WHAT TO WORK ON: Lines containing the word "name" are to be counted; state their number and nothing further.

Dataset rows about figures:
○ ○ ○ ○

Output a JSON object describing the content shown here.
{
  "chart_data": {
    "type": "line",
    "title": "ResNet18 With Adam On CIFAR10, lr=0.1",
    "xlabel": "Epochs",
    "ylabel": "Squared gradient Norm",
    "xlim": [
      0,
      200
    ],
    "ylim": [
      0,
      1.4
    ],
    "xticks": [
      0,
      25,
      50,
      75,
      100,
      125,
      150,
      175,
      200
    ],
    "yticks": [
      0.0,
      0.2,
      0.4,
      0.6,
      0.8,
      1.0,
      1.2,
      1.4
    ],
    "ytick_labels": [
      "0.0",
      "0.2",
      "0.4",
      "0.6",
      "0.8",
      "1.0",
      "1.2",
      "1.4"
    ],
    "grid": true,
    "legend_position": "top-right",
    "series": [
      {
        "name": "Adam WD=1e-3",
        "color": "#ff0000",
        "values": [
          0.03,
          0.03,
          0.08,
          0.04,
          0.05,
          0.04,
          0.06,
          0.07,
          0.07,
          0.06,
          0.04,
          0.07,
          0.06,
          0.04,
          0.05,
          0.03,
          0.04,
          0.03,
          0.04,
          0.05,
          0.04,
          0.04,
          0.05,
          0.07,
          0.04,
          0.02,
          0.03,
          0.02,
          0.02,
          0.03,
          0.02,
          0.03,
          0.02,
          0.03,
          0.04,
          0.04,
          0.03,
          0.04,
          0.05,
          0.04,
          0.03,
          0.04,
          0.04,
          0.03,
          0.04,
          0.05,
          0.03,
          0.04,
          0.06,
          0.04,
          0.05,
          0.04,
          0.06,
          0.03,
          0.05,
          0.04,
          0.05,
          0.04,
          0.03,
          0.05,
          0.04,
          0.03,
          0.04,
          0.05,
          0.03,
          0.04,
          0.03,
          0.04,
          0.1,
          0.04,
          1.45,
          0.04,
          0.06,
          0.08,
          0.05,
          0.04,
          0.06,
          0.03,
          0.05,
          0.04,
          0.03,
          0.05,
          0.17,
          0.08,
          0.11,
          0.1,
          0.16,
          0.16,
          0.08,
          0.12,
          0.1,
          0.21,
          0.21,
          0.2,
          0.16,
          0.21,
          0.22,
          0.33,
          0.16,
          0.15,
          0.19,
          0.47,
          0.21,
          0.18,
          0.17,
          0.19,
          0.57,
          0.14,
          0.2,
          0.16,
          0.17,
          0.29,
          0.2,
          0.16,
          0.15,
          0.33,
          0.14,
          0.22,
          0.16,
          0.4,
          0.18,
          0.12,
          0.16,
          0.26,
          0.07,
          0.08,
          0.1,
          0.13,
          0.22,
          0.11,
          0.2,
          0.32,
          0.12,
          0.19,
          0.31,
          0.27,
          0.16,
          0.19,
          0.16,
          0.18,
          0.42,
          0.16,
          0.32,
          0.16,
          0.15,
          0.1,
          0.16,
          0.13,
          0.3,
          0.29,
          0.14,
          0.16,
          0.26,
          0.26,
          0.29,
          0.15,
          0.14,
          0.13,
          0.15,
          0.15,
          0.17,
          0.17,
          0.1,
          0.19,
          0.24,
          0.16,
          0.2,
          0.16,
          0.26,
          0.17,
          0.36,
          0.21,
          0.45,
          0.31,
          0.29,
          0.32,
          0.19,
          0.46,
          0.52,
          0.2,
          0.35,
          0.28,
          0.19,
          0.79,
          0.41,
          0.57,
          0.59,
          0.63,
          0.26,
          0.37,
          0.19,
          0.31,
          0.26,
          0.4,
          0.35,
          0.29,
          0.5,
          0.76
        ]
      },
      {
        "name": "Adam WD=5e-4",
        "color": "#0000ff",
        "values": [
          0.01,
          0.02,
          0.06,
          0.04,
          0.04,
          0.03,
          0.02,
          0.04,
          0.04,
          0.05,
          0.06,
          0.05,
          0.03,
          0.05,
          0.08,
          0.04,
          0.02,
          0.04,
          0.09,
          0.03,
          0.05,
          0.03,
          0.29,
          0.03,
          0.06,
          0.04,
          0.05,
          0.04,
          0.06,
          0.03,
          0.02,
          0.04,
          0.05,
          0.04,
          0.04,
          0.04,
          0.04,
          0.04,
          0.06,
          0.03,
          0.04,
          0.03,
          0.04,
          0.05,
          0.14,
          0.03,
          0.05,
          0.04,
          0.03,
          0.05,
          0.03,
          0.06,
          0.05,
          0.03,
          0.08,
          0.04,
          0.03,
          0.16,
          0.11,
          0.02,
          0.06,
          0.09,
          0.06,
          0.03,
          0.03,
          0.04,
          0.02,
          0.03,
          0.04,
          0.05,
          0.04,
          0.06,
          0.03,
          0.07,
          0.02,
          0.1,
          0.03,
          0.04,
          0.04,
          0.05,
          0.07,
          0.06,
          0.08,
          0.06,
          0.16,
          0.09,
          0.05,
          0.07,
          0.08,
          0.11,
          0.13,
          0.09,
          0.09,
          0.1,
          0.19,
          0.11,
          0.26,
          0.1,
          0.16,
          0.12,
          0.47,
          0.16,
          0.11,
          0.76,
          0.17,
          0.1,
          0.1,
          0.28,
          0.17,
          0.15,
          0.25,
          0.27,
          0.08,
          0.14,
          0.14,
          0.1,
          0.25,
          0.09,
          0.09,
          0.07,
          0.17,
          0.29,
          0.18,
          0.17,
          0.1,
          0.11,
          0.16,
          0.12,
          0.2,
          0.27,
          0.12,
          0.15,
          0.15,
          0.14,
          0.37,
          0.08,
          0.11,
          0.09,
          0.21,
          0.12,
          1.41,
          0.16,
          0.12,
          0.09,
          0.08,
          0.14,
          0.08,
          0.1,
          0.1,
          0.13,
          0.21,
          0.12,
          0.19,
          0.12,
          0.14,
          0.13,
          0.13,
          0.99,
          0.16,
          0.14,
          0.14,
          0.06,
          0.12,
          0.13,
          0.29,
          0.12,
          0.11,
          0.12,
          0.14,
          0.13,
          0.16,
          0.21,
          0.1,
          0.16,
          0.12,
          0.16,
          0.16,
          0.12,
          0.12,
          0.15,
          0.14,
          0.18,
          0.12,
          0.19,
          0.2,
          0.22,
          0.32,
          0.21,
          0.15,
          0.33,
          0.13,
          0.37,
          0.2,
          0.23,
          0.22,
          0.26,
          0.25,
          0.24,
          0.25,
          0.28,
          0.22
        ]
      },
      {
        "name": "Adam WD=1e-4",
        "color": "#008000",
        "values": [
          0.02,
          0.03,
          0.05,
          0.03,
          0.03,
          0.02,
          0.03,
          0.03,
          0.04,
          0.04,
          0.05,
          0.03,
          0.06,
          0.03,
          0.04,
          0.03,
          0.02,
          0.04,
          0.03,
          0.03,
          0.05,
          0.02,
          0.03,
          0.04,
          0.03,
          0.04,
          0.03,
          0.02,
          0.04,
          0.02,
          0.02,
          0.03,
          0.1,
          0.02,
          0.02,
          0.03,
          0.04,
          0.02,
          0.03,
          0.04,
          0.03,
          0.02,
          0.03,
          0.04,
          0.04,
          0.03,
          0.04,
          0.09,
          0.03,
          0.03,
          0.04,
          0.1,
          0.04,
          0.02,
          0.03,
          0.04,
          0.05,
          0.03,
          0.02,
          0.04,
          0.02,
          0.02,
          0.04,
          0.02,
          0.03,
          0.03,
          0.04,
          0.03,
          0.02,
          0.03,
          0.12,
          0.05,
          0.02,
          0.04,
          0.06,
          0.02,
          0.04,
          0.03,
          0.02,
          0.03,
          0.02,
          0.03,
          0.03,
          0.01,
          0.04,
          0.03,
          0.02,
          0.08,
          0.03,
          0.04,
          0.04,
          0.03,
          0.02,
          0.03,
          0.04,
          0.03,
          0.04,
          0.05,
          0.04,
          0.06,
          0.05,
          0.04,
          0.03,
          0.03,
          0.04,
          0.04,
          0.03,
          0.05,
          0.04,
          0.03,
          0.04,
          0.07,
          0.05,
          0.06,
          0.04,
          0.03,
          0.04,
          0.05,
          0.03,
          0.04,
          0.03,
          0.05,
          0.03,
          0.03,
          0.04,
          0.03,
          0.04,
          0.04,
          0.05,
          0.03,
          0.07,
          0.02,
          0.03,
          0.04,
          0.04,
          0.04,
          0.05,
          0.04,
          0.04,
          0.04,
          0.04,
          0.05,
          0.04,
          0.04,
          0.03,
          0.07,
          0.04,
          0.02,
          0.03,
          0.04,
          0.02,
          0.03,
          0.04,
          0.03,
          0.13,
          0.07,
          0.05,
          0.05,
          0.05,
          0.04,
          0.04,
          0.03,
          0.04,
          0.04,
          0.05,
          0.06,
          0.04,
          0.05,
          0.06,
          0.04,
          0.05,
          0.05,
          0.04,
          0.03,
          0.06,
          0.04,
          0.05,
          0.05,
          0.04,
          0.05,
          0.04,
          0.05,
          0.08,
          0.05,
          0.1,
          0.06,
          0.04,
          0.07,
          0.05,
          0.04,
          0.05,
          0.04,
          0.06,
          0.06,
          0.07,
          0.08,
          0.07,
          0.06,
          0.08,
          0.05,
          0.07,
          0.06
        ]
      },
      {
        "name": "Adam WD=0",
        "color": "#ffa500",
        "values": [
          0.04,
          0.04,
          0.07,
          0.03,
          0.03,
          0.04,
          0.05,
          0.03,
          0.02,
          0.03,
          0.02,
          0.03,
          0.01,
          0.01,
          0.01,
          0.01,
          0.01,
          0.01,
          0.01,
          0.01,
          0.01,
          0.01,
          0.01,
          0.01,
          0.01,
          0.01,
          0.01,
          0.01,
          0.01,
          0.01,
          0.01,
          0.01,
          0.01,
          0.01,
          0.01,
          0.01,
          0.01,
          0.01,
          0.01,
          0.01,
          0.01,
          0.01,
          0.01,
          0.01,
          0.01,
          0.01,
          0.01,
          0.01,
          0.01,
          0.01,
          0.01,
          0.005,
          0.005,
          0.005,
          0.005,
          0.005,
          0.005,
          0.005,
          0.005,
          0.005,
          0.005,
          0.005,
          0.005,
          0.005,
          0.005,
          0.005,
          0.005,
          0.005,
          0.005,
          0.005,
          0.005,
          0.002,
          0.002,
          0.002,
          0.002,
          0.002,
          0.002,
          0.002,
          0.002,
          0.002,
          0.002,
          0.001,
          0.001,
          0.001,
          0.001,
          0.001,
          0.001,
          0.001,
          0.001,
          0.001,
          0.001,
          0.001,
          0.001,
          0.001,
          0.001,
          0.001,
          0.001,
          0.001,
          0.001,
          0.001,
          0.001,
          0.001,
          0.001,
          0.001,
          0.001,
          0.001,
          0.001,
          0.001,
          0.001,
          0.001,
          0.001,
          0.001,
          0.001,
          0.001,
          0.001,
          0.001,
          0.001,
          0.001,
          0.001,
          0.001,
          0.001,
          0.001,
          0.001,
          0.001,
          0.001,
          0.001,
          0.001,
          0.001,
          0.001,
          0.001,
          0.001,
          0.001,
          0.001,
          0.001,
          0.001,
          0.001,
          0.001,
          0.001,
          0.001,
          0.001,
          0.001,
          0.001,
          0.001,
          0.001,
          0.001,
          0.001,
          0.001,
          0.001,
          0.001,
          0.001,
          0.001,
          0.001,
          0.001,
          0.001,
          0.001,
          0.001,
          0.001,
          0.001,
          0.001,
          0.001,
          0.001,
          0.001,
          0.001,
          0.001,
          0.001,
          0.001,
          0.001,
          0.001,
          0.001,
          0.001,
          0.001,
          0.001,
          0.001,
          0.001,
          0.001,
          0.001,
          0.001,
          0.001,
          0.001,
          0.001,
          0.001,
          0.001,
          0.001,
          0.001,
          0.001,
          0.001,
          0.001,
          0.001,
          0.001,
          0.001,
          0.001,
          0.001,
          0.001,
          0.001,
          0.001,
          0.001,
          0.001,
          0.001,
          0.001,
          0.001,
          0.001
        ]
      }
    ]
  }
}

○ ○ ○ ○

FINAL RESULT: 4